### [Dataset items]
#####

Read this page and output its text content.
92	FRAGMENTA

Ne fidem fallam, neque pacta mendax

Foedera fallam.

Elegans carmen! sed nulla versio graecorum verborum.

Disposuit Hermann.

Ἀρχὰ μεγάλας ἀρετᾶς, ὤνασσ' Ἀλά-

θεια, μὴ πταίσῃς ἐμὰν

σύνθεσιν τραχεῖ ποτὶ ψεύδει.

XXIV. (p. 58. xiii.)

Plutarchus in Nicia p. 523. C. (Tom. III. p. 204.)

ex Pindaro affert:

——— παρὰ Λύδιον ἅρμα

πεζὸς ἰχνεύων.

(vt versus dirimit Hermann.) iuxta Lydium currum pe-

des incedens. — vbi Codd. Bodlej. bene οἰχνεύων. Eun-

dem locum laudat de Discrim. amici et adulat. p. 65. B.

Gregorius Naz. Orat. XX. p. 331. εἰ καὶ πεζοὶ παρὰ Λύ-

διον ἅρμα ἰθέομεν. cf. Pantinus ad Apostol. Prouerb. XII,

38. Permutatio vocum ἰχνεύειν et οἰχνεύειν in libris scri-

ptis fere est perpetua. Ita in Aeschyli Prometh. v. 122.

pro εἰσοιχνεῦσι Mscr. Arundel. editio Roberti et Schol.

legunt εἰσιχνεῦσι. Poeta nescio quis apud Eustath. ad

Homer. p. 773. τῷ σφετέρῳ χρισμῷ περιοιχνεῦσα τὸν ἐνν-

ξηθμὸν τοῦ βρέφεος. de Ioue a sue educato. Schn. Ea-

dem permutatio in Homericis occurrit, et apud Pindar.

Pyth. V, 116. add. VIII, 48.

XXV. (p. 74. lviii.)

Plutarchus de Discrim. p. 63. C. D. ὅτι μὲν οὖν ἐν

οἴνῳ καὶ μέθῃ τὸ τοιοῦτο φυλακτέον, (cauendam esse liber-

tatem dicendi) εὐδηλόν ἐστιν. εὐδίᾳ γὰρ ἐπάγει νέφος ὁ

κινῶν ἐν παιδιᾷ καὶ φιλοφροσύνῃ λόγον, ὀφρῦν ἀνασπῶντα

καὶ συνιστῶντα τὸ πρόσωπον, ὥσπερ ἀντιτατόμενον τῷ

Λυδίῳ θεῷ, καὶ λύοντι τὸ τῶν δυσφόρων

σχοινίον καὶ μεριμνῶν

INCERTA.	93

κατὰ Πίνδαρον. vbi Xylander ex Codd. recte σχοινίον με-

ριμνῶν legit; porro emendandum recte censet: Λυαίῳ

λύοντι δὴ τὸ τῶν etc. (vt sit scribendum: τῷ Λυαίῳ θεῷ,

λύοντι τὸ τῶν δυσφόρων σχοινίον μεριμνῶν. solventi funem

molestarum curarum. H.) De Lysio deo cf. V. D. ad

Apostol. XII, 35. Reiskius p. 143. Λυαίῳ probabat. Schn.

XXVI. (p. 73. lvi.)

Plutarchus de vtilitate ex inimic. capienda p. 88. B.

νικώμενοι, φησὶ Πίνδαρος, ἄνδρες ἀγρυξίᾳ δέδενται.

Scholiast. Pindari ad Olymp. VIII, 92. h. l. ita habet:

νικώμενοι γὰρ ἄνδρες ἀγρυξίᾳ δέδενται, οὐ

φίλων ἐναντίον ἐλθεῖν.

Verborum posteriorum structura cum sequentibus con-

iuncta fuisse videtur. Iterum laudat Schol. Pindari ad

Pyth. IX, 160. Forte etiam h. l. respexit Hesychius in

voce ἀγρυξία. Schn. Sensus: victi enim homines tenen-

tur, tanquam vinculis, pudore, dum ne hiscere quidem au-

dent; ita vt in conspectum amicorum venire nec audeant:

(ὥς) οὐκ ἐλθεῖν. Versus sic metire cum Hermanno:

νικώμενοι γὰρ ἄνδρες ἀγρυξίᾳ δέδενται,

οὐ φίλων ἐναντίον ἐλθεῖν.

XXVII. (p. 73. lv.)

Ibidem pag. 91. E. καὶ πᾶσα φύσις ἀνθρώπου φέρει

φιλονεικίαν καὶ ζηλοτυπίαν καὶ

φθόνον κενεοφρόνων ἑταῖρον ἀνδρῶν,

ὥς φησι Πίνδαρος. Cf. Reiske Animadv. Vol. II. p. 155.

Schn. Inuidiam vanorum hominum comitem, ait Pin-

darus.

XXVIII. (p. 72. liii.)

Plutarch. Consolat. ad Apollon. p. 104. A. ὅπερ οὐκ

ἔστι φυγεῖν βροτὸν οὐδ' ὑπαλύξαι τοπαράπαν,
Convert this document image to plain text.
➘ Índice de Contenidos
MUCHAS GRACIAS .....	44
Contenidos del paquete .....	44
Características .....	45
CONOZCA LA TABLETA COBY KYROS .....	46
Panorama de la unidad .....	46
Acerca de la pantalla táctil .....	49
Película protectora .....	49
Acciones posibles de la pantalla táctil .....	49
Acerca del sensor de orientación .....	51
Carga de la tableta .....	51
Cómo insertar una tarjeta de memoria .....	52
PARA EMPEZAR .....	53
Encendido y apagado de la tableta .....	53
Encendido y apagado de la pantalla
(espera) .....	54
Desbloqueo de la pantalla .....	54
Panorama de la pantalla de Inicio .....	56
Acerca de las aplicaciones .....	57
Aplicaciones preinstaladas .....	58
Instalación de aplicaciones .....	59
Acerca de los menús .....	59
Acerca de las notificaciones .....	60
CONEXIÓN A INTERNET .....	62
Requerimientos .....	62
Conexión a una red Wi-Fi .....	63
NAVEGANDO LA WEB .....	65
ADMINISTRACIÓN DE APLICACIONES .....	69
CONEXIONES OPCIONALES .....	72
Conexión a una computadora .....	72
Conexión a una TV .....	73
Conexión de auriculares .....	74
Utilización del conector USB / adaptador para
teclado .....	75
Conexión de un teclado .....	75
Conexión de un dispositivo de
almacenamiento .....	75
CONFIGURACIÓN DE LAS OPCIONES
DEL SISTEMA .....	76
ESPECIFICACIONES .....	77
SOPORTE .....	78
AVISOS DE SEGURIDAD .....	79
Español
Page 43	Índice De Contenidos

#####

### [Instructions to follow]
Give every line of the material again, exactly as it reads.

### [Solved exercise]
Read this page and output its text content.
92	FRAGMENTA

Ne fidem fallam, neque pacta mendax

Foedera fallam.

Elegans carmen! sed nulla versio graecorum verborum.

Disposuit Hermann.

Ἀρχὰ μεγάλας ἀρετᾶς, ὤνασσ' Ἀλά-

θεια, μὴ πταίσῃς ἐμὰν

σύνθεσιν τραχεῖ ποτὶ ψεύδει.

XXIV. (p. 58. xiii.)

Plutarchus in Nicia p. 523. C. (Tom. III. p. 204.)

ex Pindaro affert:

——— παρὰ Λύδιον ἅρμα

πεζὸς ἰχνεύων.

(vt versus dirimit Hermann.) iuxta Lydium currum pe-

des incedens. — vbi Codd. Bodlej. bene οἰχνεύων. Eun-

dem locum laudat de Discrim. amici et adulat. p. 65. B.

Gregorius Naz. Orat. XX. p. 331. εἰ καὶ πεζοὶ παρὰ Λύ-

διον ἅρμα ἰθέομεν. cf. Pantinus ad Apostol. Prouerb. XII,

38. Permutatio vocum ἰχνεύειν et οἰχνεύειν in libris scri-

ptis fere est perpetua. Ita in Aeschyli Prometh. v. 122.

pro εἰσοιχνεῦσι Mscr. Arundel. editio Roberti et Schol.

legunt εἰσιχνεῦσι. Poeta nescio quis apud Eustath. ad

Homer. p. 773. τῷ σφετέρῳ χρισμῷ περιοιχνεῦσα τὸν ἐνν-

ξηθμὸν τοῦ βρέφεος. de Ioue a sue educato. Schn. Ea-

dem permutatio in Homericis occurrit, et apud Pindar.

Pyth. V, 116. add. VIII, 48.

XXV. (p. 74. lviii.)

Plutarchus de Discrim. p. 63. C. D. ὅτι μὲν οὖν ἐν

οἴνῳ καὶ μέθῃ τὸ τοιοῦτο φυλακτέον, (cauendam esse liber-

tatem dicendi) εὐδηλόν ἐστιν. εὐδίᾳ γὰρ ἐπάγει νέφος ὁ

κινῶν ἐν παιδιᾷ καὶ φιλοφροσύνῃ λόγον, ὀφρῦν ἀνασπῶντα

καὶ συνιστῶντα τὸ πρόσωπον, ὥσπερ ἀντιτατόμενον τῷ

Λυδίῳ θεῷ, καὶ λύοντι τὸ τῶν δυσφόρων

σχοινίον καὶ μεριμνῶν

INCERTA.	93

κατὰ Πίνδαρον. vbi Xylander ex Codd. recte σχοινίον με-

ριμνῶν legit; porro emendandum recte censet: Λυαίῳ

λύοντι δὴ τὸ τῶν etc. (vt sit scribendum: τῷ Λυαίῳ θεῷ,

λύοντι τὸ τῶν δυσφόρων σχοινίον μεριμνῶν. solventi funem

molestarum curarum. H.) De Lysio deo cf. V. D. ad

Apostol. XII, 35. Reiskius p. 143. Λυαίῳ probabat. Schn.

XXVI. (p. 73. lvi.)

Plutarchus de vtilitate ex inimic. capienda p. 88. B.

νικώμενοι, φησὶ Πίνδαρος, ἄνδρες ἀγρυξίᾳ δέδενται.

Scholiast. Pindari ad Olymp. VIII, 92. h. l. ita habet:

νικώμενοι γὰρ ἄνδρες ἀγρυξίᾳ δέδενται, οὐ

φίλων ἐναντίον ἐλθεῖν.

Verborum posteriorum structura cum sequentibus con-

iuncta fuisse videtur. Iterum laudat Schol. Pindari ad

Pyth. IX, 160. Forte etiam h. l. respexit Hesychius in

voce ἀγρυξία. Schn. Sensus: victi enim homines tenen-

tur, tanquam vinculis, pudore, dum ne hiscere quidem au-

dent; ita vt in conspectum amicorum venire nec audeant:

(ὥς) οὐκ ἐλθεῖν. Versus sic metire cum Hermanno:

νικώμενοι γὰρ ἄνδρες ἀγρυξίᾳ δέδενται,

οὐ φίλων ἐναντίον ἐλθεῖν.

XXVII. (p. 73. lv.)

Ibidem pag. 91. E. καὶ πᾶσα φύσις ἀνθρώπου φέρει

φιλονεικίαν καὶ ζηλοτυπίαν καὶ

φθόνον κενεοφρόνων ἑταῖρον ἀνδρῶν,

ὥς φησι Πίνδαρος. Cf. Reiske Animadv. Vol. II. p. 155.

Schn. Inuidiam vanorum hominum comitem, ait Pin-

darus.

XXVIII. (p. 72. liii.)

Plutarch. Consolat. ad Apollon. p. 104. A. ὅπερ οὐκ

ἔστι φυγεῖν βροτὸν οὐδ' ὑπαλύξαι τοπαράπαν,
Convert this document image to plain text.
➘ Índice de Contenidos
MUCHAS GRACIAS .....	44
Contenidos del paquete .....	44
Características .....	45
CONOZCA LA TABLETA COBY KYROS .....	46
Panorama de la unidad .....	46
Acerca de la pantalla táctil .....	49
Película protectora .....	49
Acciones posibles de la pantalla táctil .....	49
Acerca del sensor de orientación .....	51
Carga de la tableta .....	51
Cómo insertar una tarjeta de memoria .....	52
PARA EMPEZAR .....	53
Encendido y apagado de la tableta .....	53
Encendido y apagado de la pantalla
(espera) .....	54
Desbloqueo de la pantalla .....	54
Panorama de la pantalla de Inicio .....	56
Acerca de las aplicaciones .....	57
Aplicaciones preinstaladas .....	58
Instalación de aplicaciones .....	59
Acerca de los menús .....	59
Acerca de las notificaciones .....	60
CONEXIÓN A INTERNET .....	62
Requerimientos .....	62
Conexión a una red Wi-Fi .....	63
NAVEGANDO LA WEB .....	65
ADMINISTRACIÓN DE APLICACIONES .....	69
CONEXIONES OPCIONALES .....	72
Conexión a una computadora .....	72
Conexión a una TV .....	73
Conexión de auriculares .....	74
Utilización del conector USB / adaptador para
teclado .....	75
Conexión de un teclado .....	75
Conexión de un dispositivo de
almacenamiento .....	75
CONFIGURACIÓN DE LAS OPCIONES
DEL SISTEMA .....	76
ESPECIFICACIONES .....	77
SOPORTE .....	78
AVISOS DE SEGURIDAD .....	79
Español
Page 43	Índice De Contenidos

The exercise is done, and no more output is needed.